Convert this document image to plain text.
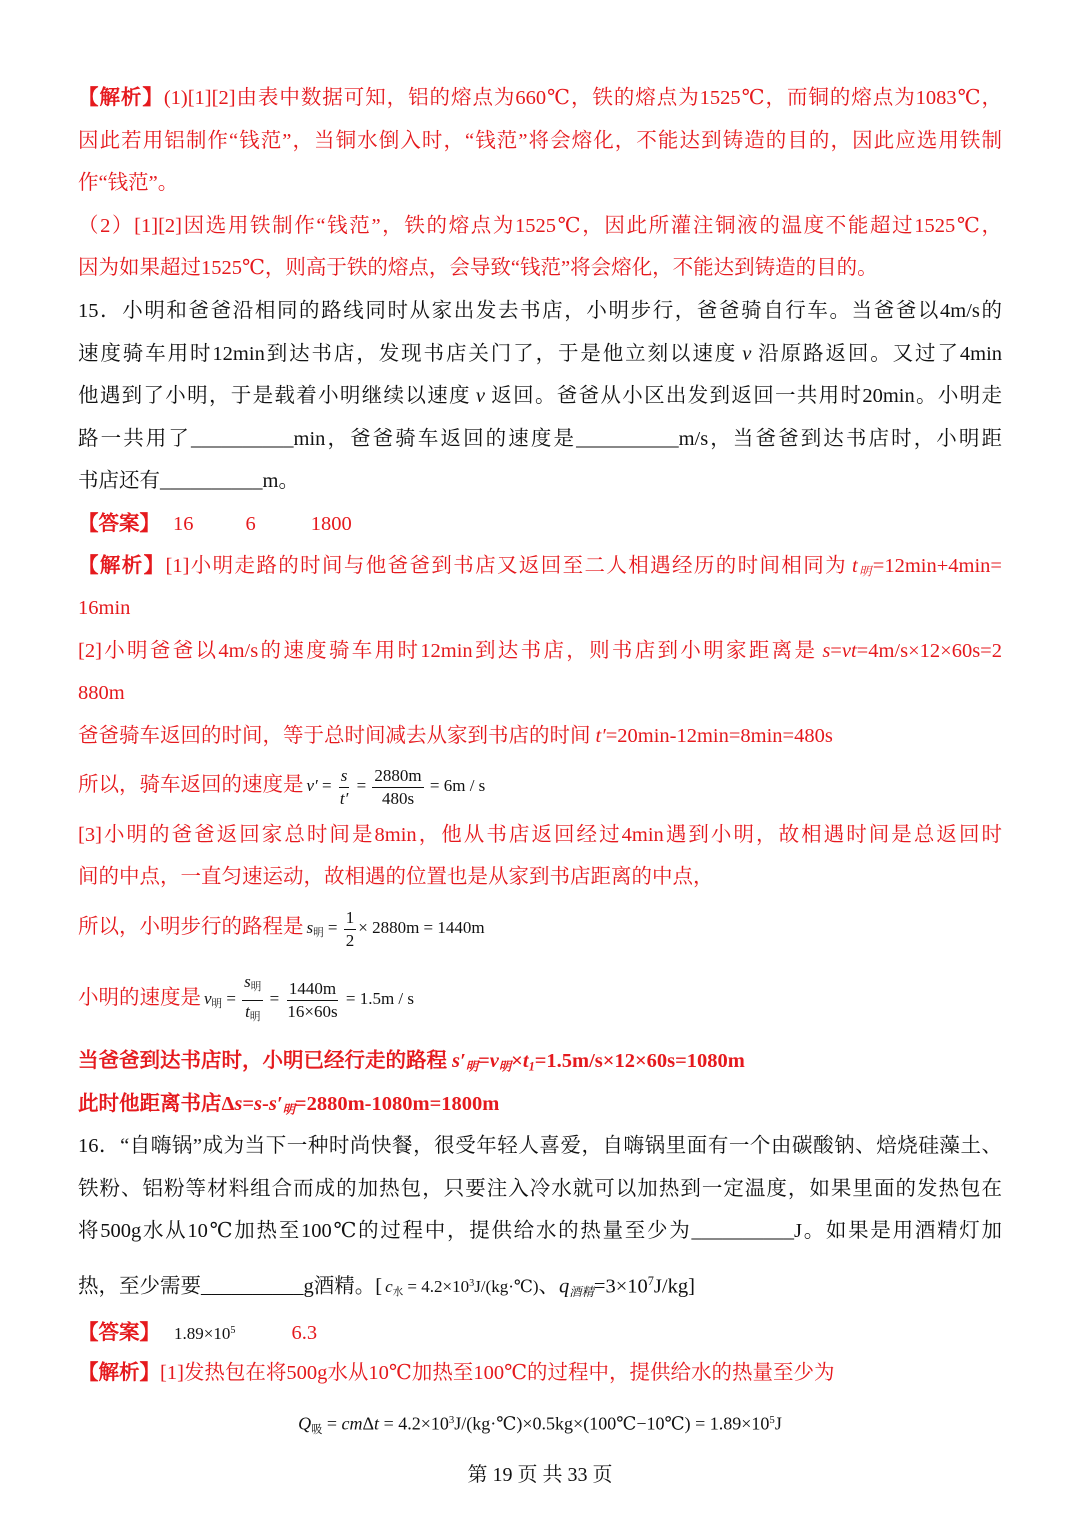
【解析】(1)[1][2]由表中数据可知，铝的熔点为660℃，铁的熔点为1525℃，而铜的熔点为1083℃，
因此若用铝制作“钱范”，当铜水倒入时，“钱范”将会熔化，不能达到铸造的目的，因此应选用铁制
作“钱范”。
（2）[1][2]因选用铁制作“钱范”，铁的熔点为1525℃，因此所灌注铜液的温度不能超过1525℃，
因为如果超过1525℃，则高于铁的熔点，会导致“钱范”将会熔化，不能达到铸造的目的。
15．小明和爸爸沿相同的路线同时从家出发去书店，小明步行，爸爸骑自行车。当爸爸以4m/s的
速度骑车用时12min到达书店，发现书店关门了，于是他立刻以速度 v 沿原路返回。又过了4min
他遇到了小明，于是载着小明继续以速度 v 返回。爸爸从小区出发到返回一共用时20min。小明走
路一共用了__________min，爸爸骑车返回的速度是__________m/s，当爸爸到达书店时，小明距
书店还有__________m。
【答案】 16	6	1800
【解析】[1]小明走路的时间与他爸爸到书店又返回至二人相遇经历的时间相同为 $t_明=12\min+4\min=$
16min
[2]小明爸爸以4m/s的速度骑车用时12min到达书店，则书店到小明家距离是 s=vt=4m/s×12×60s=2
880m
爸爸骑车返回的时间，等于总时间减去从家到书店的时间 t′=20min-12min=8min=480s
所以，骑车返回的速度是 $v' = \frac{s}{t'} = \frac{2880m}{480s} = 6m / s$
[3]小明的爸爸返回家总时间是8min，他从书店返回经过4min遇到小明，故相遇时间是总返回时
间的中点，一直匀速运动，故相遇的位置也是从家到书店距离的中点，
所以，小明步行的路程是 s明 = $\frac{1}{2} \times 2880m = 1440m$
小明的速度是 v明 = $\frac{\text{s明}}{\text{t明}} = \frac{1440m}{16\times 60s} = 1.5m / s$
当爸爸到达书店时，小明已经行走的路程 $s'_明=v_明\times t_1=1.5m/s\times 12\times 60s=1080m$
此时他距离书店$\Delta s=s-s'_明=2880m-1080m=1800m$
16．“自嗨锅”成为当下一种时尚快餐，很受年轻人喜爱，自嗨锅里面有一个由碳酸钠、焙烧硅藻土、
铁粉、铝粉等材料组合而成的加热包，只要注入冷水就可以加热到一定温度，如果里面的发热包在
将500g水从10℃加热至100℃的过程中，提供给水的热量至少为__________J。如果是用酒精灯加
热，至少需要__________g酒精。[ c水 = $4.2\times 10^3J/(kg\cdot℃)$、$q_{酒精}=3\times 10^7J/kg$]
【答案】 $1.89\times 10^5$	6.3
【解析】[1]发热包在将500g水从10℃加热至100℃的过程中，提供给水的热量至少为
Q吸 = $cm\Delta t = 4.2\times 10^3J/(kg\cdot℃)\times 0.5kg\times(100℃-10℃) = 1.89\times 10^5J$
第 19 页 共 33 页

--------------------------------

PROBLEM STATEMENT:
Extract from the data every line where "cdot" shows up.

ANSWER:
热，至少需要__________g酒精。[ c水 = $4.2\times 10^3J/(kg\cdot℃)$、$q_{酒精}=3\times 10^7J/kg$]
Q吸 = $cm\Delta t = 4.2\times 10^3J/(kg\cdot℃)\times 0.5kg\times(100℃-10℃) = 1.89\times 10^5J$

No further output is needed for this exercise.